Stored records:
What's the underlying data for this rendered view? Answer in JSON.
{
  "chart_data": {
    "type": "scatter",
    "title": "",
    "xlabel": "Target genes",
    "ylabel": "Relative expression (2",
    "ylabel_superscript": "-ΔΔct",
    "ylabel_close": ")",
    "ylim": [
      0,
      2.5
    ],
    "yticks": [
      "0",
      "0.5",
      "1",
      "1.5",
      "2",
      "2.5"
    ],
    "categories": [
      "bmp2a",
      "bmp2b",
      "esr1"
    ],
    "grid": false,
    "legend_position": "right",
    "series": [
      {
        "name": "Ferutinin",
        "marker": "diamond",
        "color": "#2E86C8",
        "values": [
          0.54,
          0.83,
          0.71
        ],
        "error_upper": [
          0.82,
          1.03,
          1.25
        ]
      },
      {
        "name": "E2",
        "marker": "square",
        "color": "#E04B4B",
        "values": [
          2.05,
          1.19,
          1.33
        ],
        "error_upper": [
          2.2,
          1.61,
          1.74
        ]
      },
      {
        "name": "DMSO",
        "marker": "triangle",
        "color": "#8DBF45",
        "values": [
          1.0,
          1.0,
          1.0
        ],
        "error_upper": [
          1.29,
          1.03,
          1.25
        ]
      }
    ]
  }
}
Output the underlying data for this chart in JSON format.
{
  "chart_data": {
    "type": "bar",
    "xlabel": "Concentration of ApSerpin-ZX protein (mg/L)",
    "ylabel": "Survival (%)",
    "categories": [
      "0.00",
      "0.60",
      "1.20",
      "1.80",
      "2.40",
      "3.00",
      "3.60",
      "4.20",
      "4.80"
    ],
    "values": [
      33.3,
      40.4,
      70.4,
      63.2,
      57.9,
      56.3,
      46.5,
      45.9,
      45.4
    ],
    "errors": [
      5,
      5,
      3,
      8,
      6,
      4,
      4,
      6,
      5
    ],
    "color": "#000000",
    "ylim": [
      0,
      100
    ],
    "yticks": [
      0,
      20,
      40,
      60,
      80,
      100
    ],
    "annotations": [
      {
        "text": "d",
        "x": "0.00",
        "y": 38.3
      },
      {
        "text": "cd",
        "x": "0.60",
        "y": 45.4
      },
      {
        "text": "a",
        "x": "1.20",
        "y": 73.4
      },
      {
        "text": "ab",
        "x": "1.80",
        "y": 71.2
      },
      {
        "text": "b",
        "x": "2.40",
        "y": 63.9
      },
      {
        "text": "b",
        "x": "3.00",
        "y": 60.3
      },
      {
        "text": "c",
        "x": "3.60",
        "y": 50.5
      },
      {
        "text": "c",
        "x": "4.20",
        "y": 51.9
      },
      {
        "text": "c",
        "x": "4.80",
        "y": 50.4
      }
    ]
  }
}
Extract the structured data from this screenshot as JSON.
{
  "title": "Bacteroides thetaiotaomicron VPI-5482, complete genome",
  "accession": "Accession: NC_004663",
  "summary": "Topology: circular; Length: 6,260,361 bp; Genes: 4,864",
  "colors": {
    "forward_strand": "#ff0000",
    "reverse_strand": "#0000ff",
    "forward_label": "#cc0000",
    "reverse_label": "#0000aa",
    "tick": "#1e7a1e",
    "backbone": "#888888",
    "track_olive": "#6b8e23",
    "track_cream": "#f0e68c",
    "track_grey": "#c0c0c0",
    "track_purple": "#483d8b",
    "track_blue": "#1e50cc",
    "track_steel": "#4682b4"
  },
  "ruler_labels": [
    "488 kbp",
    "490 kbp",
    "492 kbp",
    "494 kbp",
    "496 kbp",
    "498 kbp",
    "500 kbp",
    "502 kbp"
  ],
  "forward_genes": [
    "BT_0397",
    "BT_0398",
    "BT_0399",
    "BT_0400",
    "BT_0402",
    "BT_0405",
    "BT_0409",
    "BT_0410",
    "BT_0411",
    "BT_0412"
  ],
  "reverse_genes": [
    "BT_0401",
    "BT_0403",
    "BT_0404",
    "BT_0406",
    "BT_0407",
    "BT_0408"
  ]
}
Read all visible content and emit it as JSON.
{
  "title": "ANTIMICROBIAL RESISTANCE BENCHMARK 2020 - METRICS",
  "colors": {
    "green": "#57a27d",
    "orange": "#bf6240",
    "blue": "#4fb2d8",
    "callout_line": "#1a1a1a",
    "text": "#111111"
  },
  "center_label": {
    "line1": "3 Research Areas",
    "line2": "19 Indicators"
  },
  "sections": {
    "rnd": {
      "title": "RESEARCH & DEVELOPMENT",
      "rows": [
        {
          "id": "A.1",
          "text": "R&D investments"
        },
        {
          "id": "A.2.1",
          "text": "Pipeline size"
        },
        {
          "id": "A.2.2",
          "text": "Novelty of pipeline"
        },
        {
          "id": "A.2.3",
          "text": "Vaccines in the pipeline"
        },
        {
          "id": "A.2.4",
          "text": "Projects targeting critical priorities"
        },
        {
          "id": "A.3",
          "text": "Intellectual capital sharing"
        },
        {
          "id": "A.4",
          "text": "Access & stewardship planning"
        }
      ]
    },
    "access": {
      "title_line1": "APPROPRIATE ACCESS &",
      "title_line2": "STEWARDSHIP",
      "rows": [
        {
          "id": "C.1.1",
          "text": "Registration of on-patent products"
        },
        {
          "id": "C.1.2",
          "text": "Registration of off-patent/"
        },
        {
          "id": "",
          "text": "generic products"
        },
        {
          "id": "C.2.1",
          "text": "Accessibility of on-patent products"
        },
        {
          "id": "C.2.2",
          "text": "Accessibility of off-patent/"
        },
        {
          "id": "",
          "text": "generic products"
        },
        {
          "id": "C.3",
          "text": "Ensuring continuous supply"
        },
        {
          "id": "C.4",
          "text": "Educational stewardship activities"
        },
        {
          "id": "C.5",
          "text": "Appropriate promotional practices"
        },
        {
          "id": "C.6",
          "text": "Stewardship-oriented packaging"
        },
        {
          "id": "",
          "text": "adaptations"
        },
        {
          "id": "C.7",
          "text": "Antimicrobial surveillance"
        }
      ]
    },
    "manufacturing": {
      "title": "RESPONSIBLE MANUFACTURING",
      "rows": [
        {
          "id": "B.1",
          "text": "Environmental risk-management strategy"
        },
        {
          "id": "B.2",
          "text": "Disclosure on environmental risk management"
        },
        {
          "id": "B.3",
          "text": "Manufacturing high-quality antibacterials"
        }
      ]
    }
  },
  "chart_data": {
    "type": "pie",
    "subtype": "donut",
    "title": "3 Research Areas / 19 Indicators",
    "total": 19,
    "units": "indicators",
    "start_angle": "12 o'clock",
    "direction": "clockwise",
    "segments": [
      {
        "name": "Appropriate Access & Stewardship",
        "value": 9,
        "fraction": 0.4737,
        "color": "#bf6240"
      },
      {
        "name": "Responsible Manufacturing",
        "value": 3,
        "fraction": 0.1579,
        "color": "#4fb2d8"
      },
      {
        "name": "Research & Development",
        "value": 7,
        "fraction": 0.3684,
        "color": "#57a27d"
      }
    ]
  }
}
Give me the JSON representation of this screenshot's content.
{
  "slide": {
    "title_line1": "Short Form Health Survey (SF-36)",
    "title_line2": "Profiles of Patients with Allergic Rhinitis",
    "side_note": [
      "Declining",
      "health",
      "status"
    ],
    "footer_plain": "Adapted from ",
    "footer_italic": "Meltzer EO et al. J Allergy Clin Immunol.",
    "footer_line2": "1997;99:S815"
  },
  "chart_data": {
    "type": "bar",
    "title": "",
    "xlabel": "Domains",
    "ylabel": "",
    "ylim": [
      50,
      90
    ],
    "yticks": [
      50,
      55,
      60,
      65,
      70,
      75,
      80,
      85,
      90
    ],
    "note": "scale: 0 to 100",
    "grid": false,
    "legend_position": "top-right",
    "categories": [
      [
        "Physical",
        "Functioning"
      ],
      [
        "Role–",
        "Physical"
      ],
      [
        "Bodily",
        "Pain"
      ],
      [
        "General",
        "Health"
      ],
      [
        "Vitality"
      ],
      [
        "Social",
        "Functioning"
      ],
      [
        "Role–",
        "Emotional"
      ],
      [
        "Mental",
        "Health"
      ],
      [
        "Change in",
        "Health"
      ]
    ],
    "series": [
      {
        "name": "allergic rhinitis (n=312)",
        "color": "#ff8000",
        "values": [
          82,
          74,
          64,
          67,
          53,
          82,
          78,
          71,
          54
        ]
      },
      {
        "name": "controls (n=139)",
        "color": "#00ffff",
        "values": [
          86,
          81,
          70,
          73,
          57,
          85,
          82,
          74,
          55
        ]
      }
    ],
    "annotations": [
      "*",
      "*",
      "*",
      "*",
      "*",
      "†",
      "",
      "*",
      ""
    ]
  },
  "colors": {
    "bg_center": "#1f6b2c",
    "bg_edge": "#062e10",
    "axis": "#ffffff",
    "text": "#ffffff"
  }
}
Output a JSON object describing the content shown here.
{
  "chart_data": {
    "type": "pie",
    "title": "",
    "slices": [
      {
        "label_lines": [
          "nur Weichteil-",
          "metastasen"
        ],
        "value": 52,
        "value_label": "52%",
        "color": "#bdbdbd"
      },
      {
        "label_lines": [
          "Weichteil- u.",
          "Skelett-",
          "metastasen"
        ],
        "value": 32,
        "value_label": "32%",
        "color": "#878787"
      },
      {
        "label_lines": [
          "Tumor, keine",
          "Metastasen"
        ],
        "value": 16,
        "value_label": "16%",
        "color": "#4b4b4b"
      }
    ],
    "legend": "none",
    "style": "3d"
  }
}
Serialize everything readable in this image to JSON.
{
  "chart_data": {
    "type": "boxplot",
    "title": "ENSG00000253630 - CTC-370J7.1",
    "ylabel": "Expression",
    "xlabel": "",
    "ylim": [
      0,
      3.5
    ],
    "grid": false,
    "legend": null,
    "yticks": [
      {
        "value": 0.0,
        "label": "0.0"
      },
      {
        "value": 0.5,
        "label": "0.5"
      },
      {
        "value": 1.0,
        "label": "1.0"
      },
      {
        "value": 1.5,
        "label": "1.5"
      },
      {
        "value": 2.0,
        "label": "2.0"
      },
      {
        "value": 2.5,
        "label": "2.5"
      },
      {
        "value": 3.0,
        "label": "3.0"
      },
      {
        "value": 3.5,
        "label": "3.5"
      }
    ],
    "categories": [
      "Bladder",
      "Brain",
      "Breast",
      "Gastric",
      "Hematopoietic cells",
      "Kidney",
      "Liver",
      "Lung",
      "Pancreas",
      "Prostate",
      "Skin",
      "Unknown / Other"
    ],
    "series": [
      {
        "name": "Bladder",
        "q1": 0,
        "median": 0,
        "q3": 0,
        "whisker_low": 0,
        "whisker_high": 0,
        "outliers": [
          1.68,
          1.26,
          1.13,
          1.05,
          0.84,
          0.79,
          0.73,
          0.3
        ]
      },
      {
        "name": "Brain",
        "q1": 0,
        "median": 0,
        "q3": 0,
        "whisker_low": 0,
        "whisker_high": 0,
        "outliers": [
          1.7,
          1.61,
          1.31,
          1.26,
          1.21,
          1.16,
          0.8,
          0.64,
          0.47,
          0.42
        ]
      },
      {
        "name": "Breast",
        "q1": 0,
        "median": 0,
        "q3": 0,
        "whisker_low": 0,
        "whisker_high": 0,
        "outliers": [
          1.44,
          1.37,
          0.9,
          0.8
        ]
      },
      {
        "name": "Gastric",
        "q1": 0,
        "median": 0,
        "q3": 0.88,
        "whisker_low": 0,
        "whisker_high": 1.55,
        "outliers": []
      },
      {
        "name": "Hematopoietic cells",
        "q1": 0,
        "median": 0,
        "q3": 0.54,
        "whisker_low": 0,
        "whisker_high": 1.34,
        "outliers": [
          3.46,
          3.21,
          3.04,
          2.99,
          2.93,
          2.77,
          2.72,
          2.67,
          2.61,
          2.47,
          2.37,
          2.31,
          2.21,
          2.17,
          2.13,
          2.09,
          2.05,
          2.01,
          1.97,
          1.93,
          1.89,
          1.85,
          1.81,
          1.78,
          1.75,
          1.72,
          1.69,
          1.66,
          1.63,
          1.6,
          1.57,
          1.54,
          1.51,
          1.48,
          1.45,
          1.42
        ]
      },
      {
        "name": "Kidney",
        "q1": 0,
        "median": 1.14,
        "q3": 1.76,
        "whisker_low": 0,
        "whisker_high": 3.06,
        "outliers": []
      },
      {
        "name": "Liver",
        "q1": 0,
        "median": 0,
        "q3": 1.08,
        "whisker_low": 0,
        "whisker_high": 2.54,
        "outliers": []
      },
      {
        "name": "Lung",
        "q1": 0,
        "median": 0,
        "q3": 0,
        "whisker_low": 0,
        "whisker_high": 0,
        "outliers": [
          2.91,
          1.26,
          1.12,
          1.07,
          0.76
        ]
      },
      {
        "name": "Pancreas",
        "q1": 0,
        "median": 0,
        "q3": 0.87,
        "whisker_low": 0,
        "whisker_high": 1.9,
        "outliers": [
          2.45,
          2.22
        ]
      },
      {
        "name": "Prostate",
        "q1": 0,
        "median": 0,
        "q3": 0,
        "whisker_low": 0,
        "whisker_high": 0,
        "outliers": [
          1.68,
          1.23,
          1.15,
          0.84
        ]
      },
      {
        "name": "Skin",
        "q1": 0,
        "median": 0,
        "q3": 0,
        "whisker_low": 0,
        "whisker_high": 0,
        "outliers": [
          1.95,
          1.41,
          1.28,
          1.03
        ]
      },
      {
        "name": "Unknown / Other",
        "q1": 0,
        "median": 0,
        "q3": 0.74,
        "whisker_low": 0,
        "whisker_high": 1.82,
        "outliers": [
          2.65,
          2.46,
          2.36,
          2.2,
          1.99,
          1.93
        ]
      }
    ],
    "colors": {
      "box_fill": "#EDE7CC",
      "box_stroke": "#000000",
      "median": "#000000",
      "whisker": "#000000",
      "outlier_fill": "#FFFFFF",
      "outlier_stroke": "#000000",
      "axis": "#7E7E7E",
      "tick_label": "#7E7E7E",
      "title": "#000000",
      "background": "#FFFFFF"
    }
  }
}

## EXERCISE INSTRUCTIONS:
How many lines above contain the word "marker"? Answer with the number alone.

## TASK RESPONSE:
3